* [Records]:
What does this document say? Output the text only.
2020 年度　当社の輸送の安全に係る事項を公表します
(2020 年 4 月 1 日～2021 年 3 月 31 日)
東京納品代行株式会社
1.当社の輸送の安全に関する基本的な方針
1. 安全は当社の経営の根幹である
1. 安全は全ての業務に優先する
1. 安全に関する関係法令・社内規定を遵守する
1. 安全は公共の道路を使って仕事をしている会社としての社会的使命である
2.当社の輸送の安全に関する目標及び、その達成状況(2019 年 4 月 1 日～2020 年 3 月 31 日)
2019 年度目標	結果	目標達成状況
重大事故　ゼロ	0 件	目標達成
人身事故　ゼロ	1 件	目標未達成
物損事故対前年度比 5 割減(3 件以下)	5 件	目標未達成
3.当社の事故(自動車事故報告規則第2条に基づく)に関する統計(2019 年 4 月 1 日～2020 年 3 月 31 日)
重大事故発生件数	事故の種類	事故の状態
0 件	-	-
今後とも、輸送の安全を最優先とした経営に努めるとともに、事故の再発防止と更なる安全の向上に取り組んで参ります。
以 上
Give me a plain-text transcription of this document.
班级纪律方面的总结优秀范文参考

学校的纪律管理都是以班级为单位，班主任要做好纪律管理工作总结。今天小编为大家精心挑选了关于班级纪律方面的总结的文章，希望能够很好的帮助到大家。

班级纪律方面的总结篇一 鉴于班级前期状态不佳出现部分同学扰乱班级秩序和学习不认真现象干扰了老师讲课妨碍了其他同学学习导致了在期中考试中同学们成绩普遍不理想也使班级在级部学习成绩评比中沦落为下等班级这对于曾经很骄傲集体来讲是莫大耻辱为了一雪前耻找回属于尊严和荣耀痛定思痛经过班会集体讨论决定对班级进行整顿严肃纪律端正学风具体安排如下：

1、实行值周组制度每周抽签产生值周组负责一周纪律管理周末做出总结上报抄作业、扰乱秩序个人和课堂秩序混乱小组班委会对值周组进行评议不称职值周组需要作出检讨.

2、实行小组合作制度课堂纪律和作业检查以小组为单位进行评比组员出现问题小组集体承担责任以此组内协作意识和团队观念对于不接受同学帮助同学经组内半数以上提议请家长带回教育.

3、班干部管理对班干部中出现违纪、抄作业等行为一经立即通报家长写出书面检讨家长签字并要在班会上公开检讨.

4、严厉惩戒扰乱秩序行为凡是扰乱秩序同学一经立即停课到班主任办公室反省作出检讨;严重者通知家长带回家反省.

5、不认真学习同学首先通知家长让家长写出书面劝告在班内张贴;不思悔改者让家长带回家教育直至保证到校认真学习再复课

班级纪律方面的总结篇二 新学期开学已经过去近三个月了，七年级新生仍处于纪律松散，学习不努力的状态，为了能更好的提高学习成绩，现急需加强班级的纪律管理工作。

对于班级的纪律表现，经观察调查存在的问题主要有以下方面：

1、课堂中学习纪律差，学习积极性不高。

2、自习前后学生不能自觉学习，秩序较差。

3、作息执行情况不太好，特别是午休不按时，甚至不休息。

* [Your instructions]: Collect every line above that contains the word "目標未達成".

* [Completed exercise]:
人身事故　ゼロ	1 件	目標未達成
物損事故対前年度比 5 割減(3 件以下)	5 件	目標未達成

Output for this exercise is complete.